WORK REQUIRED:
Work through the data and report how many lines include the string "surface", giving the number alone.

RECORDS FOR THE TASK:
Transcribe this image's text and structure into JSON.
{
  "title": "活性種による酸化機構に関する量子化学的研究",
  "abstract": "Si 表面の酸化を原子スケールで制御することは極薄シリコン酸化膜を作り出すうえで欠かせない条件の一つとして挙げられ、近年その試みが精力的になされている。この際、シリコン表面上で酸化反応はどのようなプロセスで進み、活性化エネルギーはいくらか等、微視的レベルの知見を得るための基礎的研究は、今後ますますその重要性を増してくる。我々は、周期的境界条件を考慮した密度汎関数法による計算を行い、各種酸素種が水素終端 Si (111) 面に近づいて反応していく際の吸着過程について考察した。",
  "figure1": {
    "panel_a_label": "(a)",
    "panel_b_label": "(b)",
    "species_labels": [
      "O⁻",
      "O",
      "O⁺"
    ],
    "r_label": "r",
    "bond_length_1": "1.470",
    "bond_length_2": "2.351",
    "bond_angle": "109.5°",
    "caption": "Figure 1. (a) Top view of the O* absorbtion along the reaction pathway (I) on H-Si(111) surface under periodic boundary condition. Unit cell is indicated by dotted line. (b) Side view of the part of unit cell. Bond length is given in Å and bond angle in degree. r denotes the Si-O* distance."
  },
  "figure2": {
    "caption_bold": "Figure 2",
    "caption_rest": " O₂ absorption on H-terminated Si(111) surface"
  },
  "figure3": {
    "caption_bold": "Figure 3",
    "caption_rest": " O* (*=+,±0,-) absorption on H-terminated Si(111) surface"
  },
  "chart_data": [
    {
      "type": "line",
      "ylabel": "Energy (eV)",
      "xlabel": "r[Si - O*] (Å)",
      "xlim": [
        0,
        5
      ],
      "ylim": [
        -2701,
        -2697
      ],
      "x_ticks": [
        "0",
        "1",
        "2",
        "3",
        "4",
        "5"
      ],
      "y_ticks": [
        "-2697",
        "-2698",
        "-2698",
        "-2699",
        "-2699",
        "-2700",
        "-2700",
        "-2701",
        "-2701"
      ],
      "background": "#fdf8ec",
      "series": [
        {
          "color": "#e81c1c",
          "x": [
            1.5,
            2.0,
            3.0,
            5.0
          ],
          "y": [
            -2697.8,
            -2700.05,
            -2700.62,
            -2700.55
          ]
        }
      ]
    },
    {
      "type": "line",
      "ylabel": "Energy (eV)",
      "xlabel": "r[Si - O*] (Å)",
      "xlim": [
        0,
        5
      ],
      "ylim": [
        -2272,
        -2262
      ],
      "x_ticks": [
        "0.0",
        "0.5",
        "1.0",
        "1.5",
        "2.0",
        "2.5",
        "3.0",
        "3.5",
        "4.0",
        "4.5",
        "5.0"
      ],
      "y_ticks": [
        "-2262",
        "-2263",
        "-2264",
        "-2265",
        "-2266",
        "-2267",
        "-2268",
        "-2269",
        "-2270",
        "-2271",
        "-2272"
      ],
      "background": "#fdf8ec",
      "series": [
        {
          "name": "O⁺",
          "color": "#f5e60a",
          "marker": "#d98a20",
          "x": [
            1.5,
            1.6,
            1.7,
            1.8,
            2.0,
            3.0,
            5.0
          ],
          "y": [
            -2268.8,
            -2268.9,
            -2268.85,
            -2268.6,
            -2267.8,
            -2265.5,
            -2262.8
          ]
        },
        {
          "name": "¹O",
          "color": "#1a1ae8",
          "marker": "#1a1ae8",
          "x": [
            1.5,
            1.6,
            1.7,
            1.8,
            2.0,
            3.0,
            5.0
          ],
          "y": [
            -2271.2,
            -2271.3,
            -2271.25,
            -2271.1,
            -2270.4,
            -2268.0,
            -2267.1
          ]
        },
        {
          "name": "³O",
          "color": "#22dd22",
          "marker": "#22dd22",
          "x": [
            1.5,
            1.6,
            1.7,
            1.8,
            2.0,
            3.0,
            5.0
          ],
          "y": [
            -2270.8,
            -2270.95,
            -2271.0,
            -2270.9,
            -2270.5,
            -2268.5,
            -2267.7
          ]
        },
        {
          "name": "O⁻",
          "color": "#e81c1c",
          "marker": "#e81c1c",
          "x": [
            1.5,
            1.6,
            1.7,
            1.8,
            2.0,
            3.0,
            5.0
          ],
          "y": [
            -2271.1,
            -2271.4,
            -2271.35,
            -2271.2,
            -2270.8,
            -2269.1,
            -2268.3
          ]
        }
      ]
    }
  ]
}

IN RESPONSE:
3